• YOUR TASK: Take from the listing each line that has the string "между".

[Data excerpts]
>> begin

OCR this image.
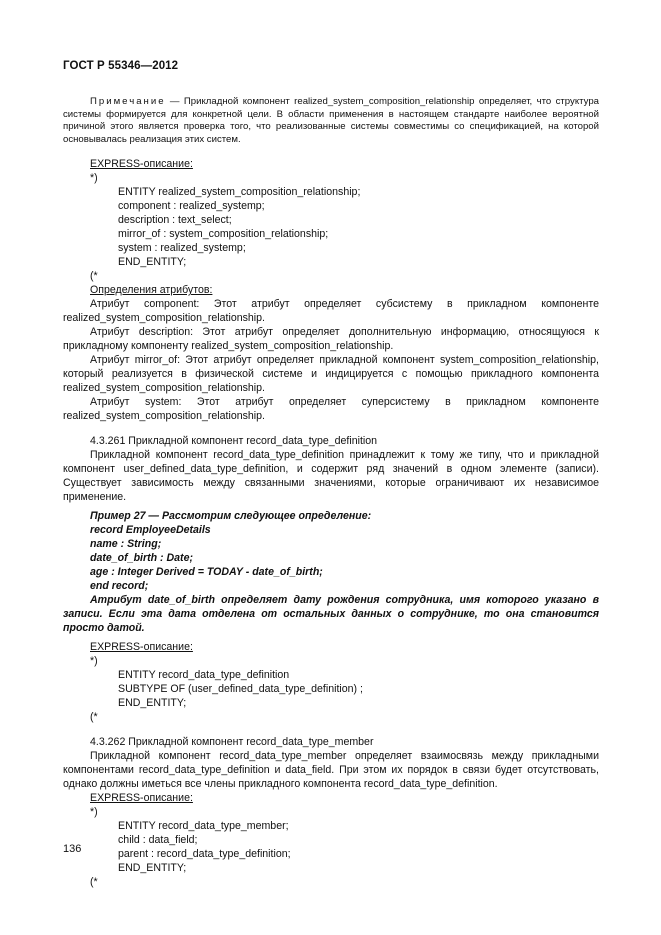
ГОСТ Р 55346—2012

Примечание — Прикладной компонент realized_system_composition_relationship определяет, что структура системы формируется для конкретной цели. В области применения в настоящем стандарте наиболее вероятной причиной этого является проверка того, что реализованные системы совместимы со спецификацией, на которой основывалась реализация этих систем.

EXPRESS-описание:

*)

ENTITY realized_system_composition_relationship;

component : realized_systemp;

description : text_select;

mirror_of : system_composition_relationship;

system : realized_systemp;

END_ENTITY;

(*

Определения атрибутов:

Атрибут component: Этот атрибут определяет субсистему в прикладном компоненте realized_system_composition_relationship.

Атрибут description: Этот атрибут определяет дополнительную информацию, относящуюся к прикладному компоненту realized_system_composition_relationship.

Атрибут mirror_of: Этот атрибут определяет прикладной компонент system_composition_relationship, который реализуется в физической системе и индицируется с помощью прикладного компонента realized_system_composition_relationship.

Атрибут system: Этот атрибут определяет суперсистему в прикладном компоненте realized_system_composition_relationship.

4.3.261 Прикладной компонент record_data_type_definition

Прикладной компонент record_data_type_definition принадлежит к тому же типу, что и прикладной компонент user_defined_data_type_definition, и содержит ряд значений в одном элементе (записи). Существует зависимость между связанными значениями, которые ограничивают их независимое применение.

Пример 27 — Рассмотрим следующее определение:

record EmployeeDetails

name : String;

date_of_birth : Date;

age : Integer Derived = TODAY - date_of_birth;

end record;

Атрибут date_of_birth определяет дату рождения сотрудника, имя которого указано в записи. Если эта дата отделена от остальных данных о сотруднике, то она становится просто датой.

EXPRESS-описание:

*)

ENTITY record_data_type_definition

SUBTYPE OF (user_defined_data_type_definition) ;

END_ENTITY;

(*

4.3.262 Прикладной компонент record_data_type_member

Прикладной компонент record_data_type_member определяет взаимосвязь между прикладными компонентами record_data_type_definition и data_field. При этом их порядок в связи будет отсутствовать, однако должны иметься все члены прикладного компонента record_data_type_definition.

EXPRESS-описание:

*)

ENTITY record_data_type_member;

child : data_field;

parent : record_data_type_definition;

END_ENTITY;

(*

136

>> end
>> begin

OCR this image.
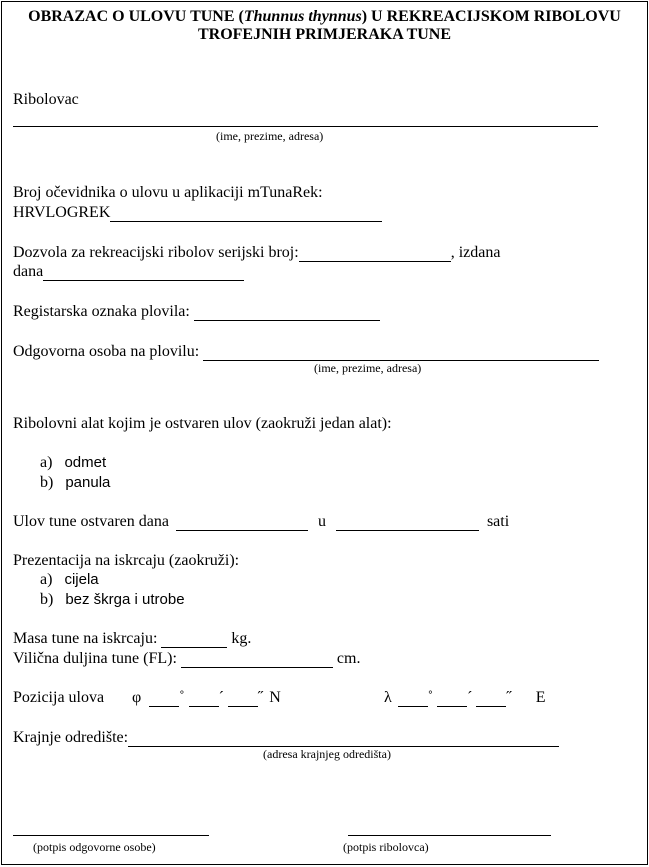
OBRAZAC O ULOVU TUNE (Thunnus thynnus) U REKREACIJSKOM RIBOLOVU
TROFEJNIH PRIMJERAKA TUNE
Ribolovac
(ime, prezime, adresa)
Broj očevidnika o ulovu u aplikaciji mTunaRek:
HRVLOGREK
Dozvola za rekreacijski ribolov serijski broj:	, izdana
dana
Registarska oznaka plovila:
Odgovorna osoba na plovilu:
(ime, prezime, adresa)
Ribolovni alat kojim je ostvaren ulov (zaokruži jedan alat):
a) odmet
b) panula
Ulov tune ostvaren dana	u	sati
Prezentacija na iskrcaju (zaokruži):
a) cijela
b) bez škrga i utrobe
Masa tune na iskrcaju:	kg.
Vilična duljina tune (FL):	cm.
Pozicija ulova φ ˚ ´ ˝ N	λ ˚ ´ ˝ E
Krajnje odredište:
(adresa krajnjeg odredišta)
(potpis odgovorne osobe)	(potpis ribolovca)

>> end
>> begin

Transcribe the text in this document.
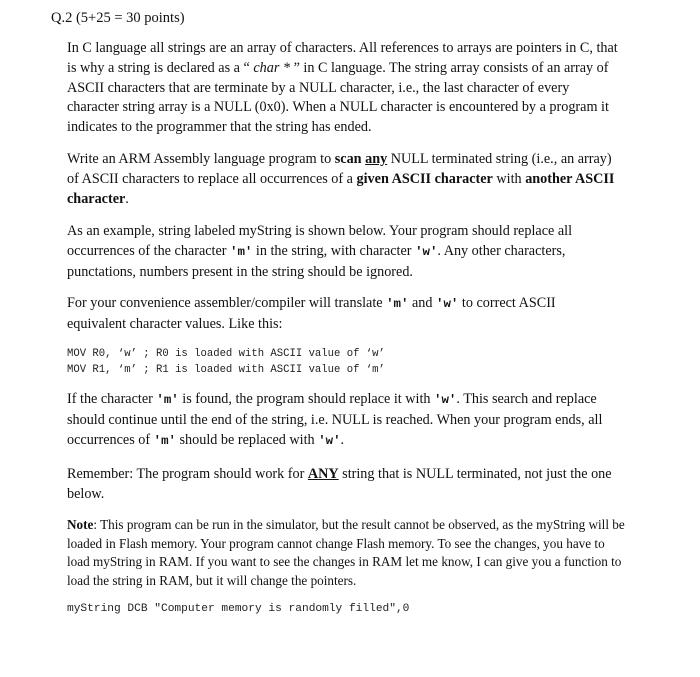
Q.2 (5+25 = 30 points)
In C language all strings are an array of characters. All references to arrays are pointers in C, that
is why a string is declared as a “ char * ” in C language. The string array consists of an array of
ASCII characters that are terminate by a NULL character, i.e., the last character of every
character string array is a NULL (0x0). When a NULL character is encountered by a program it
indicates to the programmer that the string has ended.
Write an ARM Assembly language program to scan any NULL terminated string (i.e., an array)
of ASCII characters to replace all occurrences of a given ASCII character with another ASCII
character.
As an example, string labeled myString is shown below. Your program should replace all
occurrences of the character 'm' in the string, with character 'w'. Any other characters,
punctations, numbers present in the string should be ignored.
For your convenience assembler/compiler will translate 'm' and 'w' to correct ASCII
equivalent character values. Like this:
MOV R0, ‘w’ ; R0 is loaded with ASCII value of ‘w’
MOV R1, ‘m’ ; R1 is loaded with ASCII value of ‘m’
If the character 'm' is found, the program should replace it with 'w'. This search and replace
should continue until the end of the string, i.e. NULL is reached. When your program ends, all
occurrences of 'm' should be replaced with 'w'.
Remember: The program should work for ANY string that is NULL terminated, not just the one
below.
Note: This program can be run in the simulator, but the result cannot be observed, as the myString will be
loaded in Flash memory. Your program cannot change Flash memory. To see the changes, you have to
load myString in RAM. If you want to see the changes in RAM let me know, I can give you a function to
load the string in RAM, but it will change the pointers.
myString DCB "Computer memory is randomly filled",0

>> end

• TASK SOLUTION:
Прикладной компонент record_data_type_definition принадлежит к тому же типу, что и прикладной компонент user_defined_data_type_definition, и содержит ряд значений в одном элементе (записи). Существует зависимость между связанными значениями, которые ограничивают их независимое применение.
Прикладной компонент record_data_type_member определяет взаимосвязь между прикладными компонентами record_data_type_definition и data_field. При этом их порядок в связи будет отсутствовать, однако должны иметься все члены прикладного компонента record_data_type_definition.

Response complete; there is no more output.